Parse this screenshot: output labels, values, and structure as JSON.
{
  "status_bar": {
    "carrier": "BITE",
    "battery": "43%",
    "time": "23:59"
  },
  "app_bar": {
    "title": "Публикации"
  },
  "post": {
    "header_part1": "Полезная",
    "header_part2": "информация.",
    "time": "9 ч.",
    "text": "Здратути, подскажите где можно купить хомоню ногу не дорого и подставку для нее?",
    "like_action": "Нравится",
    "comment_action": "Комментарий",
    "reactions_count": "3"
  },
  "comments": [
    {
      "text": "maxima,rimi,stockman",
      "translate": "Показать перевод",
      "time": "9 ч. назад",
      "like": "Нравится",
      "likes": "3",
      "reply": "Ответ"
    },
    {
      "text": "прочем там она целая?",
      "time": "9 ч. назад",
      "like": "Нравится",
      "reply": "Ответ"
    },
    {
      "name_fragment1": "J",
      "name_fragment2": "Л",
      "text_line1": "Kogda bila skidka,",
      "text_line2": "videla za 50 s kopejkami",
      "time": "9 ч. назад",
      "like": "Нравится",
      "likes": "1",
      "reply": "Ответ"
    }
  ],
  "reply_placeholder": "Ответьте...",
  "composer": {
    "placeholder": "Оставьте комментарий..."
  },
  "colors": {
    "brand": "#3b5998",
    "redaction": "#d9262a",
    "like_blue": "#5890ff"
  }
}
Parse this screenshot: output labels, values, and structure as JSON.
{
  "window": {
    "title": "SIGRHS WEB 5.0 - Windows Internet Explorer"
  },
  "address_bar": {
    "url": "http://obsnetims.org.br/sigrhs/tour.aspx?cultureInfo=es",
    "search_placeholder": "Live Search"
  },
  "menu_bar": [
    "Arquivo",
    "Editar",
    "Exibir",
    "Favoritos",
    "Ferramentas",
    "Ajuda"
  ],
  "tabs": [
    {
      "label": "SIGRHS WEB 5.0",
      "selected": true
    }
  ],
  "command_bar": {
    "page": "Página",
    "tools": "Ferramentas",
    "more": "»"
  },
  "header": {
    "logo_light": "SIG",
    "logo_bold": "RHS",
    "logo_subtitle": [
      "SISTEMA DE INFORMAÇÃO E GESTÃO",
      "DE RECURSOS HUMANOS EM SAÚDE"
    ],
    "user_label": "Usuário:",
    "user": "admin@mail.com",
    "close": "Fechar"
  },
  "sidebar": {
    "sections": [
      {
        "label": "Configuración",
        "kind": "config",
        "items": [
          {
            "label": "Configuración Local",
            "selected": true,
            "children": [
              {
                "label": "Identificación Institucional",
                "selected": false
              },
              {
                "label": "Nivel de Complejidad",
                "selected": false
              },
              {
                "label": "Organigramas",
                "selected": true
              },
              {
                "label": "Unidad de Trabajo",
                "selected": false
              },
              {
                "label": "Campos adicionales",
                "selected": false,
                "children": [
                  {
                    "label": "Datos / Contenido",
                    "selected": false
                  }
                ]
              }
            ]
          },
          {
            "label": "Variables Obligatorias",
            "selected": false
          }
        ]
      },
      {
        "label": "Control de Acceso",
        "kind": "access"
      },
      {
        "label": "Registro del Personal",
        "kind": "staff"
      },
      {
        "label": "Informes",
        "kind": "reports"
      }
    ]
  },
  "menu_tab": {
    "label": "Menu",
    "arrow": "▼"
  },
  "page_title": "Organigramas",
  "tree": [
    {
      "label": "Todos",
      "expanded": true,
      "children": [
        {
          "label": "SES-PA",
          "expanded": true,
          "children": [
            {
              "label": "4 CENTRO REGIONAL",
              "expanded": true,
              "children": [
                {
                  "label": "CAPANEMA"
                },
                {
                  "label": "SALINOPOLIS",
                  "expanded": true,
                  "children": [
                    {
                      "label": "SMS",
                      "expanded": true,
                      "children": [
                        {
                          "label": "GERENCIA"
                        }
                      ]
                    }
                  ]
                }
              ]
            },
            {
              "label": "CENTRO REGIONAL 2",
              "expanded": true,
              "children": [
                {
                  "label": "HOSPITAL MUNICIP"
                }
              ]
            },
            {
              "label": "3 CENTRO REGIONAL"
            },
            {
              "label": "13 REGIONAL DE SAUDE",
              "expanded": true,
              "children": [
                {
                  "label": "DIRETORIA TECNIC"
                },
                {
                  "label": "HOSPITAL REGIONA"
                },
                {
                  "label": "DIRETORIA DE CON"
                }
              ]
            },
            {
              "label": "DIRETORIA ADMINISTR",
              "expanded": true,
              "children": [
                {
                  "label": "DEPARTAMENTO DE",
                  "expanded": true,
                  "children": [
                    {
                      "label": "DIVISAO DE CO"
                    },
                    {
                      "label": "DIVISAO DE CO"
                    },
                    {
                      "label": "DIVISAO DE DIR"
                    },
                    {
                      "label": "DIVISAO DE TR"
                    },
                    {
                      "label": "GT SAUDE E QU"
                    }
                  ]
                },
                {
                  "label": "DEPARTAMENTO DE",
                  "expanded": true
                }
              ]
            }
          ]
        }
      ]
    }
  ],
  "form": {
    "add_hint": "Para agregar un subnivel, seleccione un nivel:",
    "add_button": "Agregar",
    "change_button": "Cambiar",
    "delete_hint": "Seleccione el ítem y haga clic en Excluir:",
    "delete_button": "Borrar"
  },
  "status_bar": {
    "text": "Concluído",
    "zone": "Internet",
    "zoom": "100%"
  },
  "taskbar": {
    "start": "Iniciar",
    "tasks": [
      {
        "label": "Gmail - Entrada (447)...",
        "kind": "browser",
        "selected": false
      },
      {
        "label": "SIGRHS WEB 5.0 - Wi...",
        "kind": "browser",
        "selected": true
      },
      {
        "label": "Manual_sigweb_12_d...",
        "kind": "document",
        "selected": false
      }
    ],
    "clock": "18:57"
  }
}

******

DIRECTIONS
Reproduce all data above, unchanged.

SOLUTION TO THIS EXERCISE
Parse this screenshot: output labels, values, and structure as JSON.
{
  "status_bar": {
    "carrier": "BITE",
    "battery": "43%",
    "time": "23:59"
  },
  "app_bar": {
    "title": "Публикации"
  },
  "post": {
    "header_part1": "Полезная",
    "header_part2": "информация.",
    "time": "9 ч.",
    "text": "Здратути, подскажите где можно купить хомоню ногу не дорого и подставку для нее?",
    "like_action": "Нравится",
    "comment_action": "Комментарий",
    "reactions_count": "3"
  },
  "comments": [
    {
      "text": "maxima,rimi,stockman",
      "translate": "Показать перевод",
      "time": "9 ч. назад",
      "like": "Нравится",
      "likes": "3",
      "reply": "Ответ"
    },
    {
      "text": "прочем там она целая?",
      "time": "9 ч. назад",
      "like": "Нравится",
      "reply": "Ответ"
    },
    {
      "name_fragment1": "J",
      "name_fragment2": "Л",
      "text_line1": "Kogda bila skidka,",
      "text_line2": "videla za 50 s kopejkami",
      "time": "9 ч. назад",
      "like": "Нравится",
      "likes": "1",
      "reply": "Ответ"
    }
  ],
  "reply_placeholder": "Ответьте...",
  "composer": {
    "placeholder": "Оставьте комментарий..."
  },
  "colors": {
    "brand": "#3b5998",
    "redaction": "#d9262a",
    "like_blue": "#5890ff"
  }
}
Parse this screenshot: output labels, values, and structure as JSON.
{
  "window": {
    "title": "SIGRHS WEB 5.0 - Windows Internet Explorer"
  },
  "address_bar": {
    "url": "http://obsnetims.org.br/sigrhs/tour.aspx?cultureInfo=es",
    "search_placeholder": "Live Search"
  },
  "menu_bar": [
    "Arquivo",
    "Editar",
    "Exibir",
    "Favoritos",
    "Ferramentas",
    "Ajuda"
  ],
  "tabs": [
    {
      "label": "SIGRHS WEB 5.0",
      "selected": true
    }
  ],
  "command_bar": {
    "page": "Página",
    "tools": "Ferramentas",
    "more": "»"
  },
  "header": {
    "logo_light": "SIG",
    "logo_bold": "RHS",
    "logo_subtitle": [
      "SISTEMA DE INFORMAÇÃO E GESTÃO",
      "DE RECURSOS HUMANOS EM SAÚDE"
    ],
    "user_label": "Usuário:",
    "user": "admin@mail.com",
    "close": "Fechar"
  },
  "sidebar": {
    "sections": [
      {
        "label": "Configuración",
        "kind": "config",
        "items": [
          {
            "label": "Configuración Local",
            "selected": true,
            "children": [
              {
                "label": "Identificación Institucional",
                "selected": false
              },
              {
                "label": "Nivel de Complejidad",
                "selected": false
              },
              {
                "label": "Organigramas",
                "selected": true
              },
              {
                "label": "Unidad de Trabajo",
                "selected": false
              },
              {
                "label": "Campos adicionales",
                "selected": false,
                "children": [
                  {
                    "label": "Datos / Contenido",
                    "selected": false
                  }
                ]
              }
            ]
          },
          {
            "label": "Variables Obligatorias",
            "selected": false
          }
        ]
      },
      {
        "label": "Control de Acceso",
        "kind": "access"
      },
      {
        "label": "Registro del Personal",
        "kind": "staff"
      },
      {
        "label": "Informes",
        "kind": "reports"
      }
    ]
  },
  "menu_tab": {
    "label": "Menu",
    "arrow": "▼"
  },
  "page_title": "Organigramas",
  "tree": [
    {
      "label": "Todos",
      "expanded": true,
      "children": [
        {
          "label": "SES-PA",
          "expanded": true,
          "children": [
            {
              "label": "4 CENTRO REGIONAL",
              "expanded": true,
              "children": [
                {
                  "label": "CAPANEMA"
                },
                {
                  "label": "SALINOPOLIS",
                  "expanded": true,
                  "children": [
                    {
                      "label": "SMS",
                      "expanded": true,
                      "children": [
                        {
                          "label": "GERENCIA"
                        }
                      ]
                    }
                  ]
                }
              ]
            },
            {
              "label": "CENTRO REGIONAL 2",
              "expanded": true,
              "children": [
                {
                  "label": "HOSPITAL MUNICIP"
                }
              ]
            },
            {
              "label": "3 CENTRO REGIONAL"
            },
            {
              "label": "13 REGIONAL DE SAUDE",
              "expanded": true,
              "children": [
                {
                  "label": "DIRETORIA TECNIC"
                },
                {
                  "label": "HOSPITAL REGIONA"
                },
                {
                  "label": "DIRETORIA DE CON"
                }
              ]
            },
            {
              "label": "DIRETORIA ADMINISTR",
              "expanded": true,
              "children": [
                {
                  "label": "DEPARTAMENTO DE",
                  "expanded": true,
                  "children": [
                    {
                      "label": "DIVISAO DE CO"
                    },
                    {
                      "label": "DIVISAO DE CO"
                    },
                    {
                      "label": "DIVISAO DE DIR"
                    },
                    {
                      "label": "DIVISAO DE TR"
                    },
                    {
                      "label": "GT SAUDE E QU"
                    }
                  ]
                },
                {
                  "label": "DEPARTAMENTO DE",
                  "expanded": true
                }
              ]
            }
          ]
        }
      ]
    }
  ],
  "form": {
    "add_hint": "Para agregar un subnivel, seleccione un nivel:",
    "add_button": "Agregar",
    "change_button": "Cambiar",
    "delete_hint": "Seleccione el ítem y haga clic en Excluir:",
    "delete_button": "Borrar"
  },
  "status_bar": {
    "text": "Concluído",
    "zone": "Internet",
    "zoom": "100%"
  },
  "taskbar": {
    "start": "Iniciar",
    "tasks": [
      {
        "label": "Gmail - Entrada (447)...",
        "kind": "browser",
        "selected": false
      },
      {
        "label": "SIGRHS WEB 5.0 - Wi...",
        "kind": "browser",
        "selected": true
      },
      {
        "label": "Manual_sigweb_12_d...",
        "kind": "document",
        "selected": false
      }
    ],
    "clock": "18:57"
  }
}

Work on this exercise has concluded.